WORKING DATA →
- - - -

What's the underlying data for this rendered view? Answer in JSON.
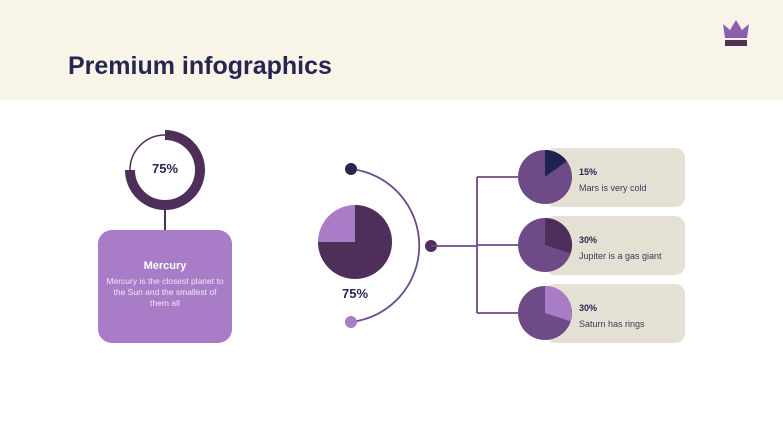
{
  "header": {
    "title": "Premium infographics",
    "logo_icon": "crown-icon"
  },
  "donut": {
    "value": 75,
    "label": "75%"
  },
  "mercury_card": {
    "title": "Mercury",
    "text": "Mercury is the closest planet to the Sun and the smallest of them all"
  },
  "center_pie": {
    "value": 75,
    "label": "75%"
  },
  "items": [
    {
      "percent": 15,
      "label": "15%",
      "text": "Mars is very cold",
      "slice_color": "#1f2350"
    },
    {
      "percent": 30,
      "label": "30%",
      "text": "Jupiter is a gas giant",
      "slice_color": "#4e2f5a"
    },
    {
      "percent": 30,
      "label": "30%",
      "text": "Saturn has rings",
      "slice_color": "#a87cc6"
    }
  ],
  "colors": {
    "header_bg": "#f8f4e7",
    "dark_purple": "#4e2f5a",
    "mid_purple": "#6e4a86",
    "light_purple": "#a87cc6",
    "navy": "#262650",
    "card_bg": "#e5e0d4"
  }
}
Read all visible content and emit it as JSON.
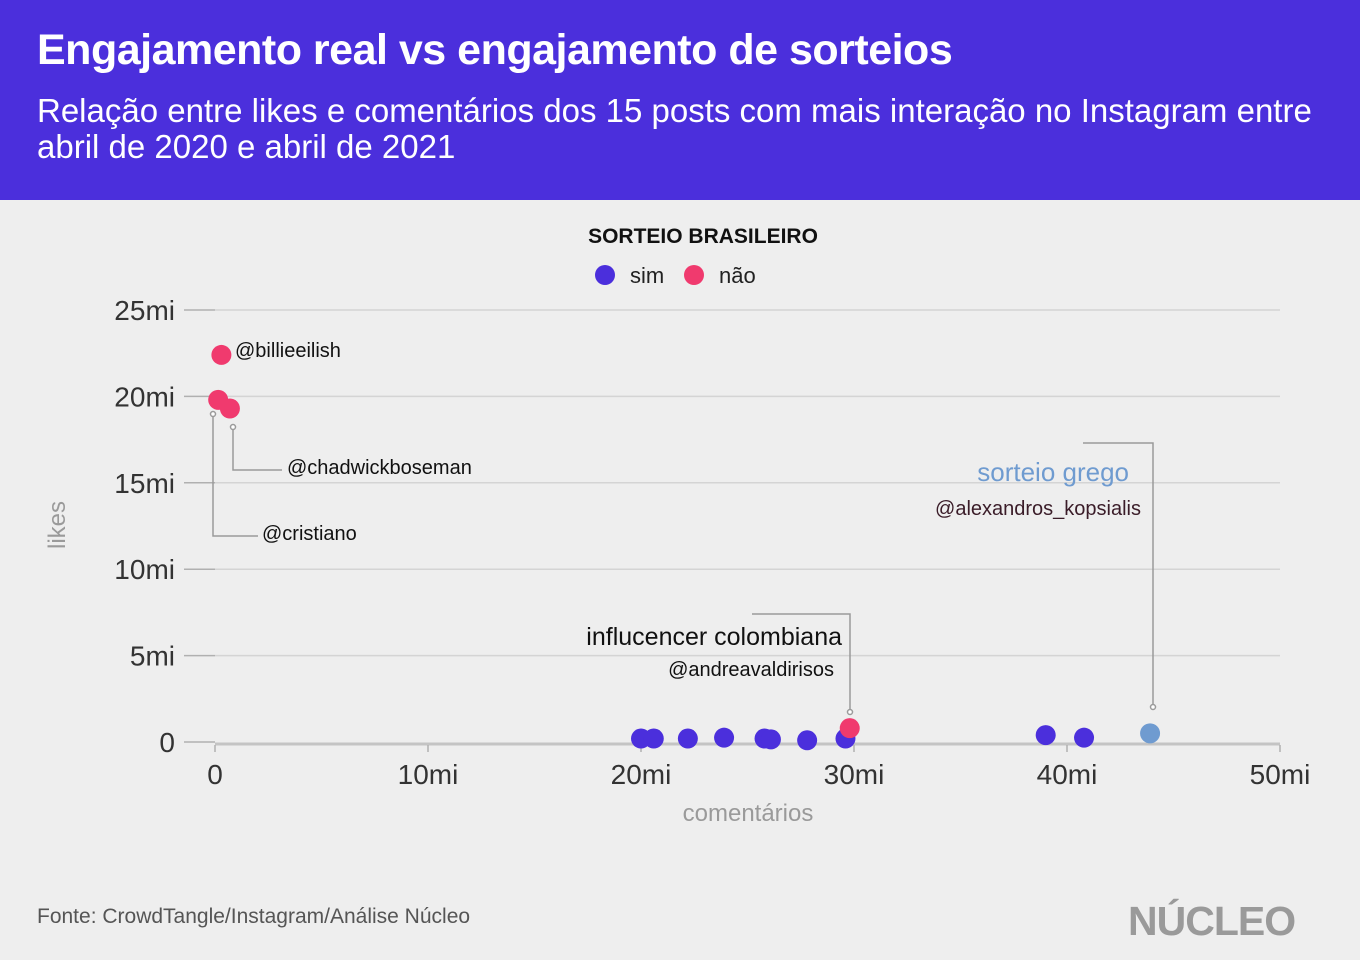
{
  "header": {
    "title": "Engajamento real vs engajamento de sorteios",
    "subtitle": "Relação entre likes e comentários dos 15 posts com mais interação no Instagram entre abril de 2020 e abril de 2021"
  },
  "footer": {
    "source": "Fonte: CrowdTangle/Instagram/Análise Núcleo",
    "logo": "NÚCLEO"
  },
  "colors": {
    "header_bg": "#4b2fdc",
    "sim": "#4b2fdc",
    "nao": "#f03a6e",
    "grego": "#6f9bd0"
  },
  "chart_data": {
    "type": "scatter",
    "xlabel": "comentários",
    "ylabel": "likes",
    "xlim": [
      0,
      50000000
    ],
    "ylim": [
      0,
      25000000
    ],
    "xticks": [
      0,
      10000000,
      20000000,
      30000000,
      40000000,
      50000000
    ],
    "xtick_labels": [
      "0",
      "10mi",
      "20mi",
      "30mi",
      "40mi",
      "50mi"
    ],
    "yticks": [
      0,
      5000000,
      10000000,
      15000000,
      20000000,
      25000000
    ],
    "ytick_labels": [
      "0",
      "5mi",
      "10mi",
      "15mi",
      "20mi",
      "25mi"
    ],
    "legend": {
      "title": "SORTEIO BRASILEIRO",
      "position": "top-center",
      "items": [
        {
          "label": "sim",
          "key": "sim"
        },
        {
          "label": "não",
          "key": "nao"
        }
      ]
    },
    "points": [
      {
        "x": 300000,
        "y": 22400000,
        "group": "nao"
      },
      {
        "x": 150000,
        "y": 19800000,
        "group": "nao"
      },
      {
        "x": 700000,
        "y": 19300000,
        "group": "nao"
      },
      {
        "x": 20000000,
        "y": 200000,
        "group": "sim"
      },
      {
        "x": 20600000,
        "y": 200000,
        "group": "sim"
      },
      {
        "x": 22200000,
        "y": 200000,
        "group": "sim"
      },
      {
        "x": 23900000,
        "y": 250000,
        "group": "sim"
      },
      {
        "x": 25800000,
        "y": 200000,
        "group": "sim"
      },
      {
        "x": 26100000,
        "y": 150000,
        "group": "sim"
      },
      {
        "x": 27800000,
        "y": 100000,
        "group": "sim"
      },
      {
        "x": 29600000,
        "y": 200000,
        "group": "sim"
      },
      {
        "x": 29800000,
        "y": 800000,
        "group": "nao"
      },
      {
        "x": 39000000,
        "y": 400000,
        "group": "sim"
      },
      {
        "x": 40800000,
        "y": 250000,
        "group": "sim"
      },
      {
        "x": 43900000,
        "y": 500000,
        "group": "grego"
      }
    ],
    "annotations": [
      {
        "id": "billie",
        "text": "@billieeilish"
      },
      {
        "id": "chadwick",
        "text": "@chadwickboseman"
      },
      {
        "id": "cristiano",
        "text": "@cristiano"
      },
      {
        "id": "colombiana_title",
        "text": "influcencer colombiana"
      },
      {
        "id": "colombiana_handle",
        "text": "@andreavaldirisos"
      },
      {
        "id": "grego_title",
        "text": "sorteio grego"
      },
      {
        "id": "grego_handle",
        "text": "@alexandros_kopsialis"
      }
    ]
  }
}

- - - -

WHAT IS BEING ASKED → Set the entries down again exactly. Do not include the images.

THE SOLUTION →
What's the underlying data for this rendered view? Answer in JSON.
{
  "header": {
    "title": "Premium infographics",
    "logo_icon": "crown-icon"
  },
  "donut": {
    "value": 75,
    "label": "75%"
  },
  "mercury_card": {
    "title": "Mercury",
    "text": "Mercury is the closest planet to the Sun and the smallest of them all"
  },
  "center_pie": {
    "value": 75,
    "label": "75%"
  },
  "items": [
    {
      "percent": 15,
      "label": "15%",
      "text": "Mars is very cold",
      "slice_color": "#1f2350"
    },
    {
      "percent": 30,
      "label": "30%",
      "text": "Jupiter is a gas giant",
      "slice_color": "#4e2f5a"
    },
    {
      "percent": 30,
      "label": "30%",
      "text": "Saturn has rings",
      "slice_color": "#a87cc6"
    }
  ],
  "colors": {
    "header_bg": "#f8f4e7",
    "dark_purple": "#4e2f5a",
    "mid_purple": "#6e4a86",
    "light_purple": "#a87cc6",
    "navy": "#262650",
    "card_bg": "#e5e0d4"
  }
}
Read all visible content and emit it as JSON.
{
  "header": {
    "title": "Engajamento real vs engajamento de sorteios",
    "subtitle": "Relação entre likes e comentários dos 15 posts com mais interação no Instagram entre abril de 2020 e abril de 2021"
  },
  "footer": {
    "source": "Fonte: CrowdTangle/Instagram/Análise Núcleo",
    "logo": "NÚCLEO"
  },
  "colors": {
    "header_bg": "#4b2fdc",
    "sim": "#4b2fdc",
    "nao": "#f03a6e",
    "grego": "#6f9bd0"
  },
  "chart_data": {
    "type": "scatter",
    "xlabel": "comentários",
    "ylabel": "likes",
    "xlim": [
      0,
      50000000
    ],
    "ylim": [
      0,
      25000000
    ],
    "xticks": [
      0,
      10000000,
      20000000,
      30000000,
      40000000,
      50000000
    ],
    "xtick_labels": [
      "0",
      "10mi",
      "20mi",
      "30mi",
      "40mi",
      "50mi"
    ],
    "yticks": [
      0,
      5000000,
      10000000,
      15000000,
      20000000,
      25000000
    ],
    "ytick_labels": [
      "0",
      "5mi",
      "10mi",
      "15mi",
      "20mi",
      "25mi"
    ],
    "legend": {
      "title": "SORTEIO BRASILEIRO",
      "position": "top-center",
      "items": [
        {
          "label": "sim",
          "key": "sim"
        },
        {
          "label": "não",
          "key": "nao"
        }
      ]
    },
    "points": [
      {
        "x": 300000,
        "y": 22400000,
        "group": "nao"
      },
      {
        "x": 150000,
        "y": 19800000,
        "group": "nao"
      },
      {
        "x": 700000,
        "y": 19300000,
        "group": "nao"
      },
      {
        "x": 20000000,
        "y": 200000,
        "group": "sim"
      },
      {
        "x": 20600000,
        "y": 200000,
        "group": "sim"
      },
      {
        "x": 22200000,
        "y": 200000,
        "group": "sim"
      },
      {
        "x": 23900000,
        "y": 250000,
        "group": "sim"
      },
      {
        "x": 25800000,
        "y": 200000,
        "group": "sim"
      },
      {
        "x": 26100000,
        "y": 150000,
        "group": "sim"
      },
      {
        "x": 27800000,
        "y": 100000,
        "group": "sim"
      },
      {
        "x": 29600000,
        "y": 200000,
        "group": "sim"
      },
      {
        "x": 29800000,
        "y": 800000,
        "group": "nao"
      },
      {
        "x": 39000000,
        "y": 400000,
        "group": "sim"
      },
      {
        "x": 40800000,
        "y": 250000,
        "group": "sim"
      },
      {
        "x": 43900000,
        "y": 500000,
        "group": "grego"
      }
    ],
    "annotations": [
      {
        "id": "billie",
        "text": "@billieeilish"
      },
      {
        "id": "chadwick",
        "text": "@chadwickboseman"
      },
      {
        "id": "cristiano",
        "text": "@cristiano"
      },
      {
        "id": "colombiana_title",
        "text": "influcencer colombiana"
      },
      {
        "id": "colombiana_handle",
        "text": "@andreavaldirisos"
      },
      {
        "id": "grego_title",
        "text": "sorteio grego"
      },
      {
        "id": "grego_handle",
        "text": "@alexandros_kopsialis"
      }
    ]
  }
}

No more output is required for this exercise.